(Records from a data source)

<<<<

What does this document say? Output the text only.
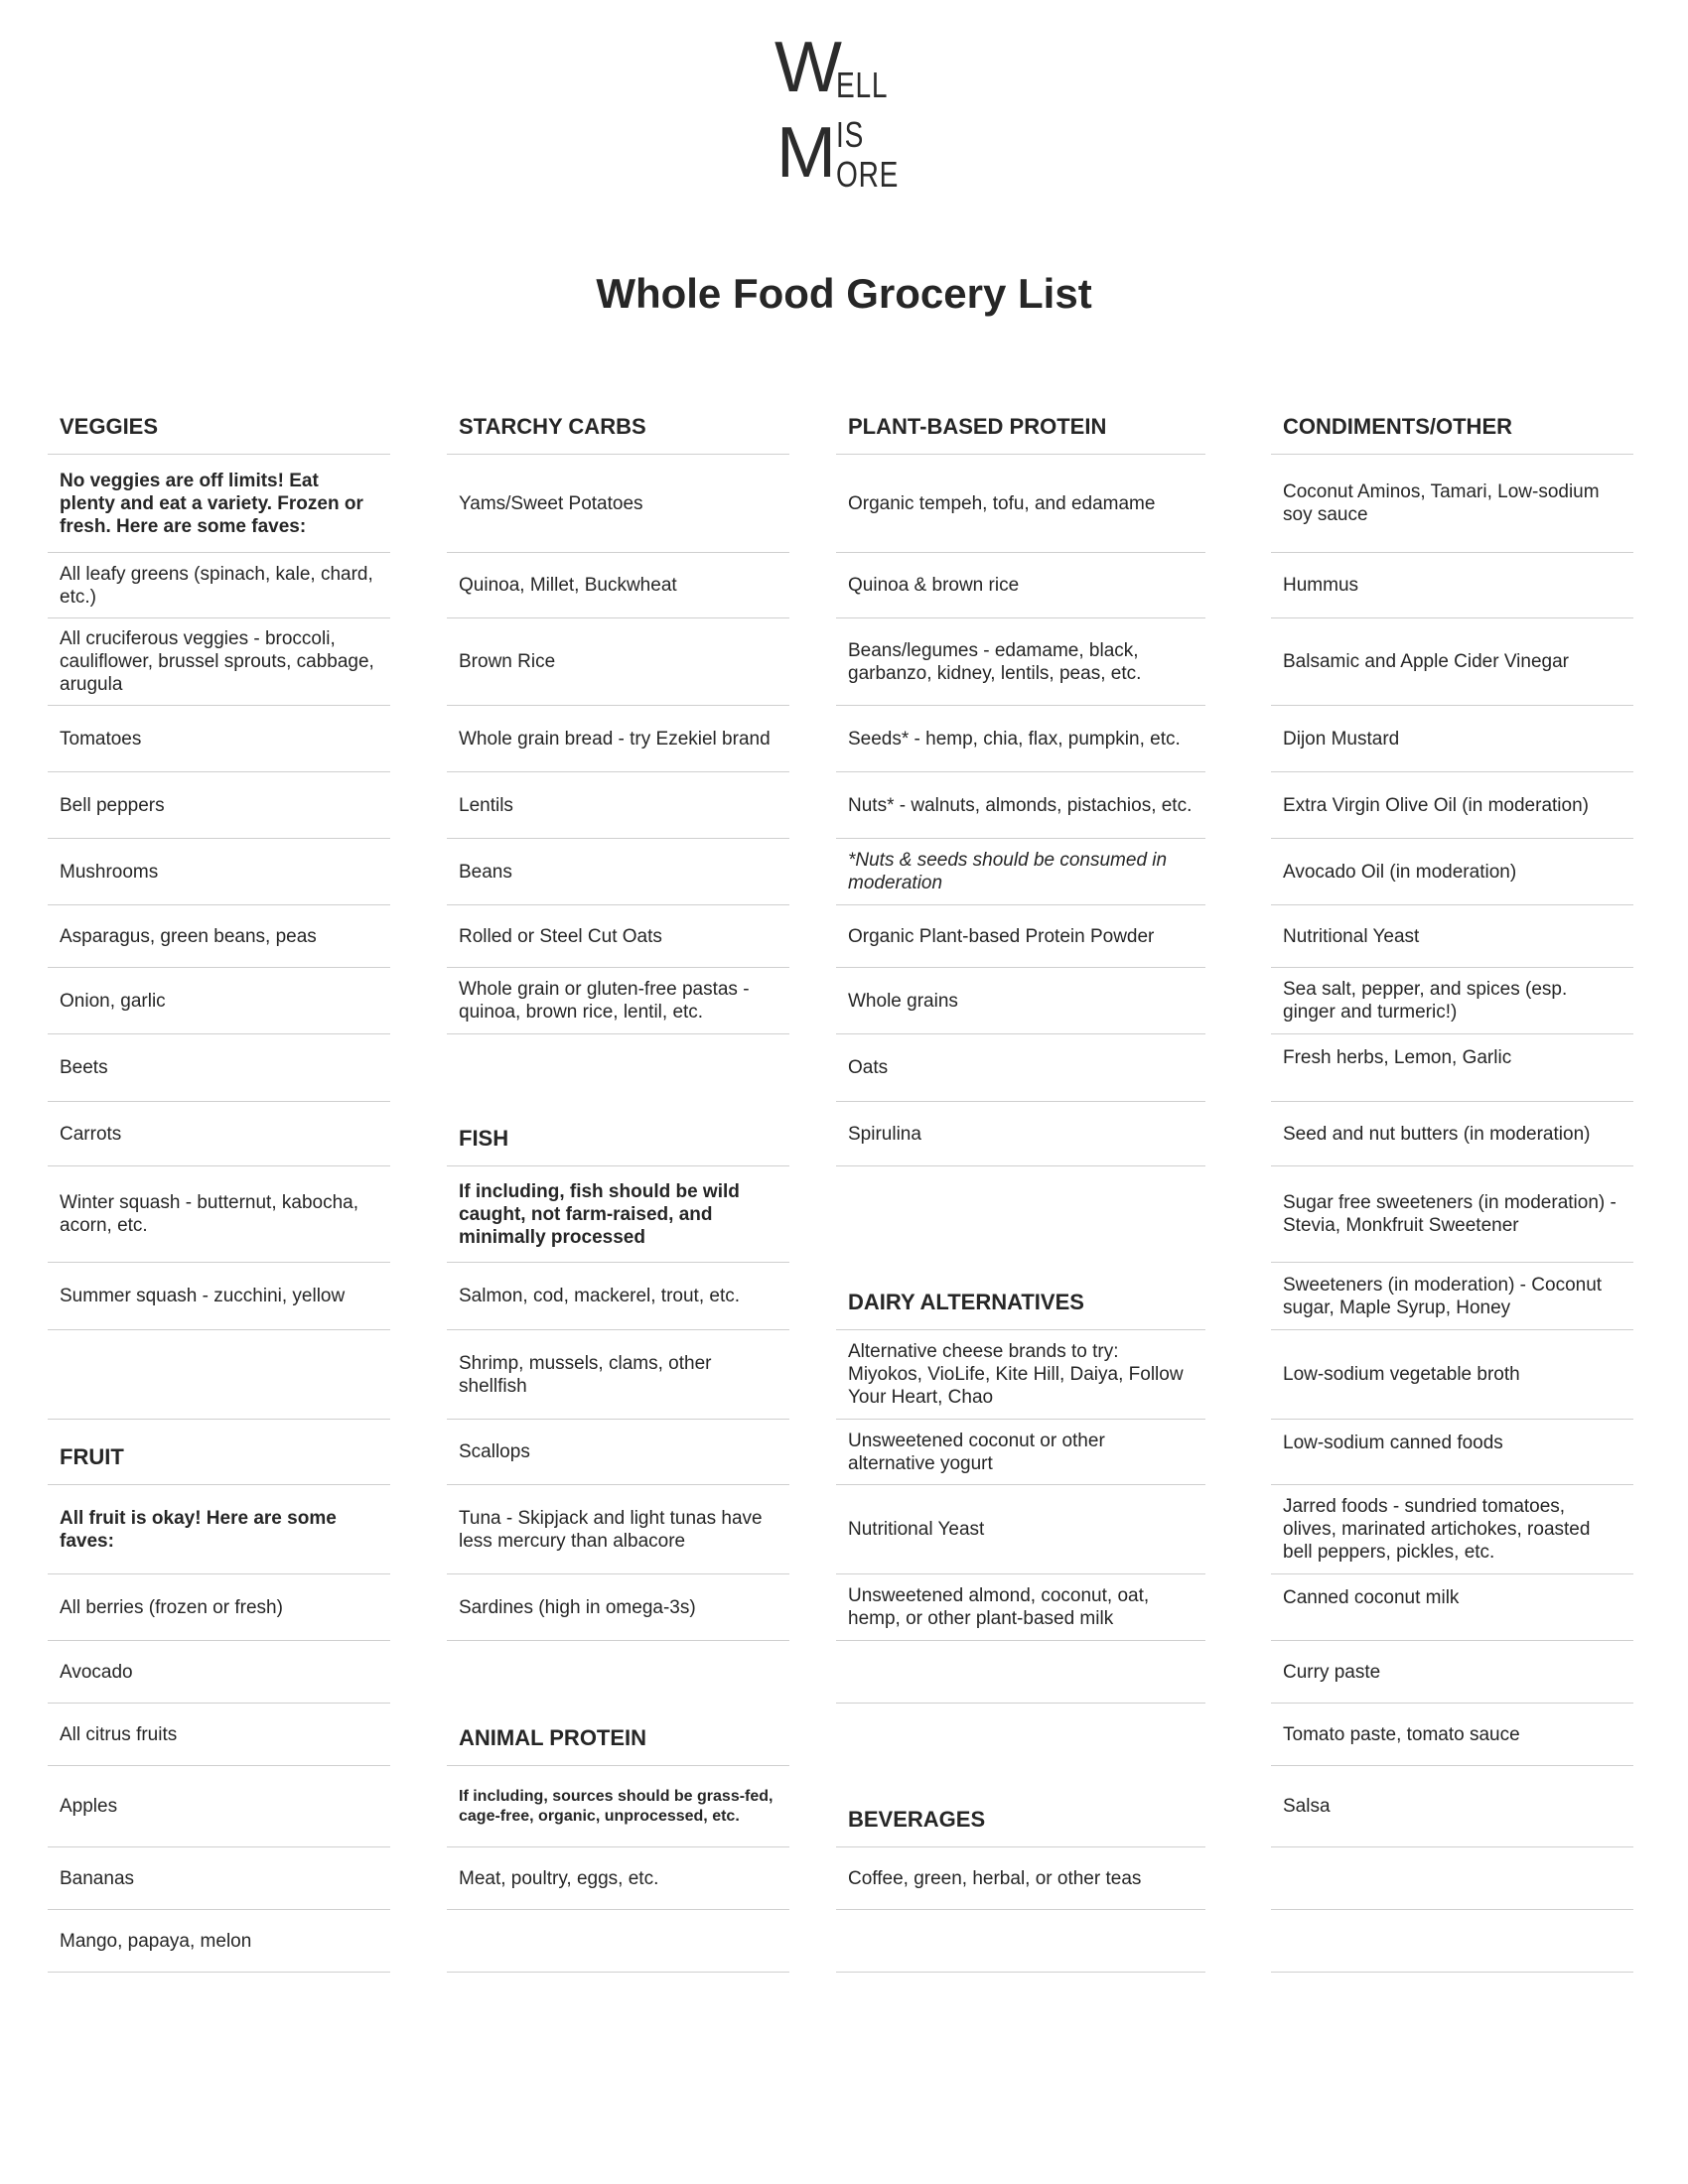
W
ELL
IS
M ORE
Whole Food Grocery List
VEGGIES
No veggies are off limits! Eat plenty and eat a variety. Frozen or fresh. Here are some faves:
All leafy greens (spinach, kale, chard, etc.)
All cruciferous veggies - broccoli, cauliflower, brussel sprouts, cabbage, arugula
Tomatoes
Bell peppers
Mushrooms
Asparagus, green beans, peas
Onion, garlic
Beets
Carrots
Winter squash - butternut, kabocha, acorn, etc.
Summer squash - zucchini, yellow
FRUIT
All fruit is okay! Here are some faves:
All berries (frozen or fresh)
Avocado
All citrus fruits
Apples
Bananas
Mango, papaya, melon
STARCHY CARBS
Yams/Sweet Potatoes
Quinoa, Millet, Buckwheat
Brown Rice
Whole grain bread - try Ezekiel brand
Lentils
Beans
Rolled or Steel Cut Oats
Whole grain or gluten-free pastas - quinoa, brown rice, lentil, etc.
FISH
If including, fish should be wild caught, not farm-raised, and minimally processed
Salmon, cod, mackerel, trout, etc.
Shrimp, mussels, clams, other shellfish
Scallops
Tuna - Skipjack and light tunas have less mercury than albacore
Sardines (high in omega-3s)
ANIMAL PROTEIN
If including, sources should be grass-fed, cage-free, organic, unprocessed, etc.
Meat, poultry, eggs, etc.
PLANT-BASED PROTEIN
Organic tempeh, tofu, and edamame
Quinoa & brown rice
Beans/legumes - edamame, black, garbanzo, kidney, lentils, peas, etc.
Seeds* - hemp, chia, flax, pumpkin, etc.
Nuts* - walnuts, almonds, pistachios, etc.
*Nuts & seeds should be consumed in moderation
Organic Plant-based Protein Powder
Whole grains
Oats
Spirulina
DAIRY ALTERNATIVES
Alternative cheese brands to try: Miyokos, VioLife, Kite Hill, Daiya, Follow Your Heart, Chao
Unsweetened coconut or other alternative yogurt
Nutritional Yeast
Unsweetened almond, coconut, oat, hemp, or other plant-based milk
BEVERAGES
Coffee, green, herbal, or other teas
CONDIMENTS/OTHER
Coconut Aminos, Tamari, Low-sodium soy sauce
Hummus
Balsamic and Apple Cider Vinegar
Dijon Mustard
Extra Virgin Olive Oil (in moderation)
Avocado Oil (in moderation)
Nutritional Yeast
Sea salt, pepper, and spices (esp. ginger and turmeric!)
Fresh herbs, Lemon, Garlic
Seed and nut butters (in moderation)
Sugar free sweeteners (in moderation) - Stevia, Monkfruit Sweetener
Sweeteners (in moderation) - Coconut sugar, Maple Syrup, Honey
Low-sodium vegetable broth
Low-sodium canned foods
Jarred foods - sundried tomatoes, olives, marinated artichokes, roasted bell peppers, pickles, etc.
Canned coconut milk
Curry paste
Tomato paste, tomato sauce
Salsa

>>>>

*TASK*: Every entry should be repeated verbatim, with the pictures left out.

*PROBLEM SOLUTION*:
What does this document say? Output the text only.
W
ELL
IS
M ORE
Whole Food Grocery List
VEGGIES
No veggies are off limits! Eat plenty and eat a variety. Frozen or fresh. Here are some faves:
All leafy greens (spinach, kale, chard, etc.)
All cruciferous veggies - broccoli, cauliflower, brussel sprouts, cabbage, arugula
Tomatoes
Bell peppers
Mushrooms
Asparagus, green beans, peas
Onion, garlic
Beets
Carrots
Winter squash - butternut, kabocha, acorn, etc.
Summer squash - zucchini, yellow
FRUIT
All fruit is okay! Here are some faves:
All berries (frozen or fresh)
Avocado
All citrus fruits
Apples
Bananas
Mango, papaya, melon
STARCHY CARBS
Yams/Sweet Potatoes
Quinoa, Millet, Buckwheat
Brown Rice
Whole grain bread - try Ezekiel brand
Lentils
Beans
Rolled or Steel Cut Oats
Whole grain or gluten-free pastas - quinoa, brown rice, lentil, etc.
FISH
If including, fish should be wild caught, not farm-raised, and minimally processed
Salmon, cod, mackerel, trout, etc.
Shrimp, mussels, clams, other shellfish
Scallops
Tuna - Skipjack and light tunas have less mercury than albacore
Sardines (high in omega-3s)
ANIMAL PROTEIN
If including, sources should be grass-fed, cage-free, organic, unprocessed, etc.
Meat, poultry, eggs, etc.
PLANT-BASED PROTEIN
Organic tempeh, tofu, and edamame
Quinoa & brown rice
Beans/legumes - edamame, black, garbanzo, kidney, lentils, peas, etc.
Seeds* - hemp, chia, flax, pumpkin, etc.
Nuts* - walnuts, almonds, pistachios, etc.
*Nuts & seeds should be consumed in moderation
Organic Plant-based Protein Powder
Whole grains
Oats
Spirulina
DAIRY ALTERNATIVES
Alternative cheese brands to try: Miyokos, VioLife, Kite Hill, Daiya, Follow Your Heart, Chao
Unsweetened coconut or other alternative yogurt
Nutritional Yeast
Unsweetened almond, coconut, oat, hemp, or other plant-based milk
BEVERAGES
Coffee, green, herbal, or other teas
CONDIMENTS/OTHER
Coconut Aminos, Tamari, Low-sodium soy sauce
Hummus
Balsamic and Apple Cider Vinegar
Dijon Mustard
Extra Virgin Olive Oil (in moderation)
Avocado Oil (in moderation)
Nutritional Yeast
Sea salt, pepper, and spices (esp. ginger and turmeric!)
Fresh herbs, Lemon, Garlic
Seed and nut butters (in moderation)
Sugar free sweeteners (in moderation) - Stevia, Monkfruit Sweetener
Sweeteners (in moderation) - Coconut sugar, Maple Syrup, Honey
Low-sodium vegetable broth
Low-sodium canned foods
Jarred foods - sundried tomatoes, olives, marinated artichokes, roasted bell peppers, pickles, etc.
Canned coconut milk
Curry paste
Tomato paste, tomato sauce
Salsa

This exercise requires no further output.